** Start **

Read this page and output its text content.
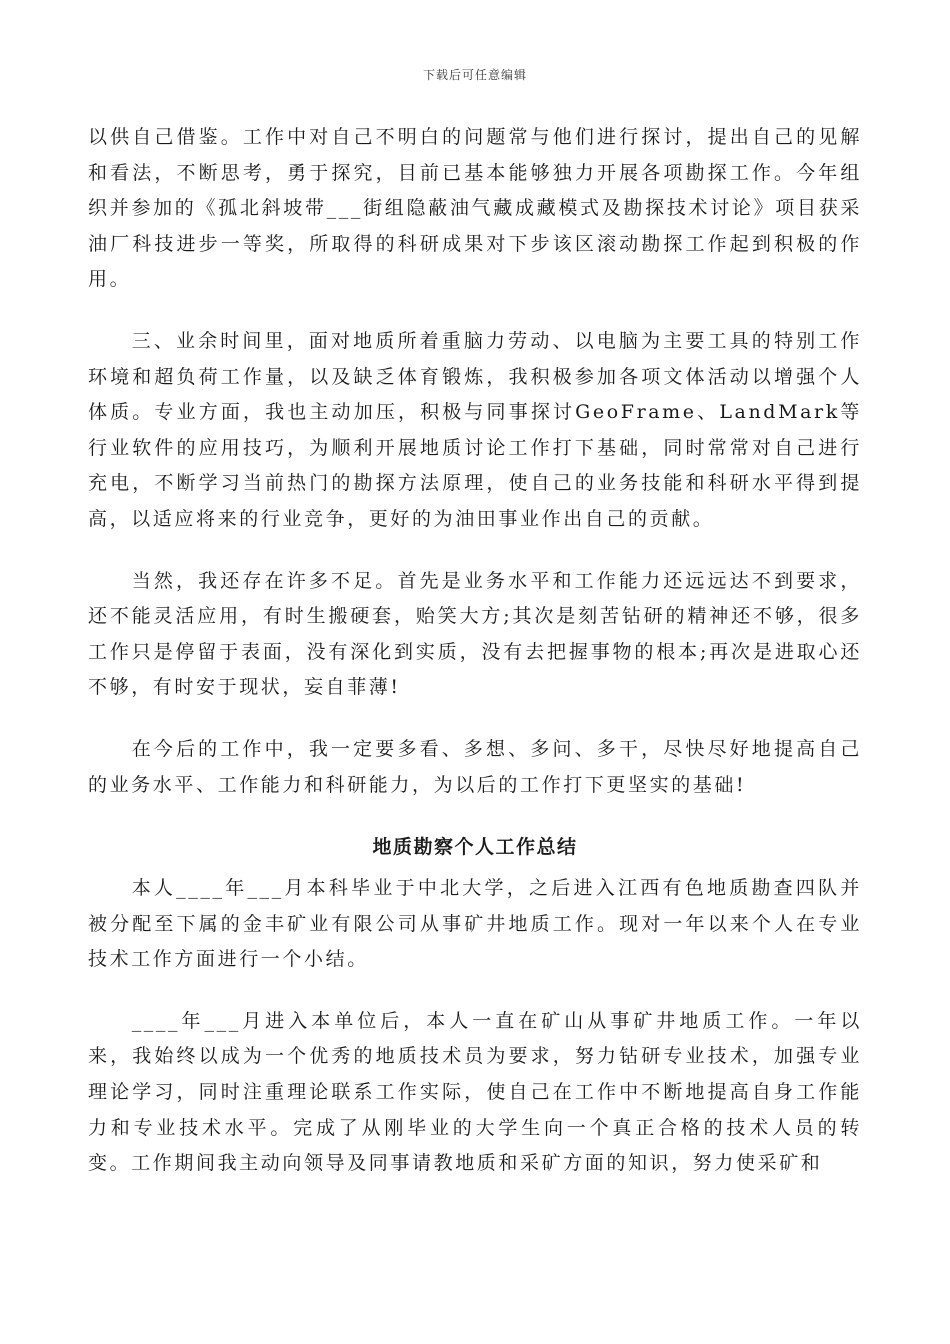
下载后可任意编辑

以供自己借鉴。工作中对自己不明白的问题常与他们进行探讨，提出自己的见解和看法，不断思考，勇于探究，目前已基本能够独力开展各项勘探工作。今年组织并参加的《孤北斜坡带___街组隐蔽油气藏成藏模式及勘探技术讨论》项目获采油厂科技进步一等奖，所取得的科研成果对下步该区滚动勘探工作起到积极的作用。

三、业余时间里，面对地质所着重脑力劳动、以电脑为主要工具的特别工作环境和超负荷工作量，以及缺乏体育锻炼，我积极参加各项文体活动以增强个人体质。专业方面，我也主动加压，积极与同事探讨GeoFrame、LandMark等行业软件的应用技巧，为顺利开展地质讨论工作打下基础，同时常常对自己进行充电，不断学习当前热门的勘探方法原理，使自己的业务技能和科研水平得到提高，以适应将来的行业竞争，更好的为油田事业作出自己的贡献。

当然，我还存在许多不足。首先是业务水平和工作能力还远远达不到要求，还不能灵活应用，有时生搬硬套，贻笑大方;其次是刻苦钻研的精神还不够，很多工作只是停留于表面，没有深化到实质，没有去把握事物的根本;再次是进取心还不够，有时安于现状，妄自菲薄!

在今后的工作中，我一定要多看、多想、多问、多干，尽快尽好地提高自己的业务水平、工作能力和科研能力，为以后的工作打下更坚实的基础!

地质勘察个人工作总结

本人____年___月本科毕业于中北大学，之后进入江西有色地质勘查四队并被分配至下属的金丰矿业有限公司从事矿井地质工作。现对一年以来个人在专业技术工作方面进行一个小结。

____年___月进入本单位后，本人一直在矿山从事矿井地质工作。一年以来，我始终以成为一个优秀的地质技术员为要求，努力钻研专业技术，加强专业理论学习，同时注重理论联系工作实际，使自己在工作中不断地提高自身工作能力和专业技术水平。完成了从刚毕业的大学生向一个真正合格的技术人员的转变。工作期间我主动向领导及同事请教地质和采矿方面的知识，努力使采矿和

** End **

» Set task
Quote in full the listing given above; the images are to be left out.

» Written answer
Read this page and output its text content.
下载后可任意编辑

以供自己借鉴。工作中对自己不明白的问题常与他们进行探讨，提出自己的见解和看法，不断思考，勇于探究，目前已基本能够独力开展各项勘探工作。今年组织并参加的《孤北斜坡带___街组隐蔽油气藏成藏模式及勘探技术讨论》项目获采油厂科技进步一等奖，所取得的科研成果对下步该区滚动勘探工作起到积极的作用。

三、业余时间里，面对地质所着重脑力劳动、以电脑为主要工具的特别工作环境和超负荷工作量，以及缺乏体育锻炼，我积极参加各项文体活动以增强个人体质。专业方面，我也主动加压，积极与同事探讨GeoFrame、LandMark等行业软件的应用技巧，为顺利开展地质讨论工作打下基础，同时常常对自己进行充电，不断学习当前热门的勘探方法原理，使自己的业务技能和科研水平得到提高，以适应将来的行业竞争，更好的为油田事业作出自己的贡献。

当然，我还存在许多不足。首先是业务水平和工作能力还远远达不到要求，还不能灵活应用，有时生搬硬套，贻笑大方;其次是刻苦钻研的精神还不够，很多工作只是停留于表面，没有深化到实质，没有去把握事物的根本;再次是进取心还不够，有时安于现状，妄自菲薄!

在今后的工作中，我一定要多看、多想、多问、多干，尽快尽好地提高自己的业务水平、工作能力和科研能力，为以后的工作打下更坚实的基础!

地质勘察个人工作总结

本人____年___月本科毕业于中北大学，之后进入江西有色地质勘查四队并被分配至下属的金丰矿业有限公司从事矿井地质工作。现对一年以来个人在专业技术工作方面进行一个小结。

____年___月进入本单位后，本人一直在矿山从事矿井地质工作。一年以来，我始终以成为一个优秀的地质技术员为要求，努力钻研专业技术，加强专业理论学习，同时注重理论联系工作实际，使自己在工作中不断地提高自身工作能力和专业技术水平。完成了从刚毕业的大学生向一个真正合格的技术人员的转变。工作期间我主动向领导及同事请教地质和采矿方面的知识，努力使采矿和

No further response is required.